**What you are asked to do**
Transcribe the material below exactly as it appears.

* BEGIN *

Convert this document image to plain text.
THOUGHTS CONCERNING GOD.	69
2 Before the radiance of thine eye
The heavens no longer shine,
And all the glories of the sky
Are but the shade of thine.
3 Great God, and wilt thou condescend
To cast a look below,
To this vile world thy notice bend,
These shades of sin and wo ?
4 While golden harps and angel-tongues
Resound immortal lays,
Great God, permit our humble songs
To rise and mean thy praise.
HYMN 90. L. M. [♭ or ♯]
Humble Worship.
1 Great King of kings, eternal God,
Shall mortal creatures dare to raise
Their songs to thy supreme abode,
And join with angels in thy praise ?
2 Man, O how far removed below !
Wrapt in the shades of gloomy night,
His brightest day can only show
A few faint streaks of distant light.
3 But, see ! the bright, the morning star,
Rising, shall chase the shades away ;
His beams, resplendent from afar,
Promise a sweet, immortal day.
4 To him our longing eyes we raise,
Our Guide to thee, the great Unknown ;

* END *

**Solution for this exercise**
Convert this document image to plain text.
THOUGHTS CONCERNING GOD.	69
2 Before the radiance of thine eye
The heavens no longer shine,
And all the glories of the sky
Are but the shade of thine.
3 Great God, and wilt thou condescend
To cast a look below,
To this vile world thy notice bend,
These shades of sin and wo ?
4 While golden harps and angel-tongues
Resound immortal lays,
Great God, permit our humble songs
To rise and mean thy praise.
HYMN 90. L. M. [♭ or ♯]
Humble Worship.
1 Great King of kings, eternal God,
Shall mortal creatures dare to raise
Their songs to thy supreme abode,
And join with angels in thy praise ?
2 Man, O how far removed below !
Wrapt in the shades of gloomy night,
His brightest day can only show
A few faint streaks of distant light.
3 But, see ! the bright, the morning star,
Rising, shall chase the shades away ;
His beams, resplendent from afar,
Promise a sweet, immortal day.
4 To him our longing eyes we raise,
Our Guide to thee, the great Unknown ;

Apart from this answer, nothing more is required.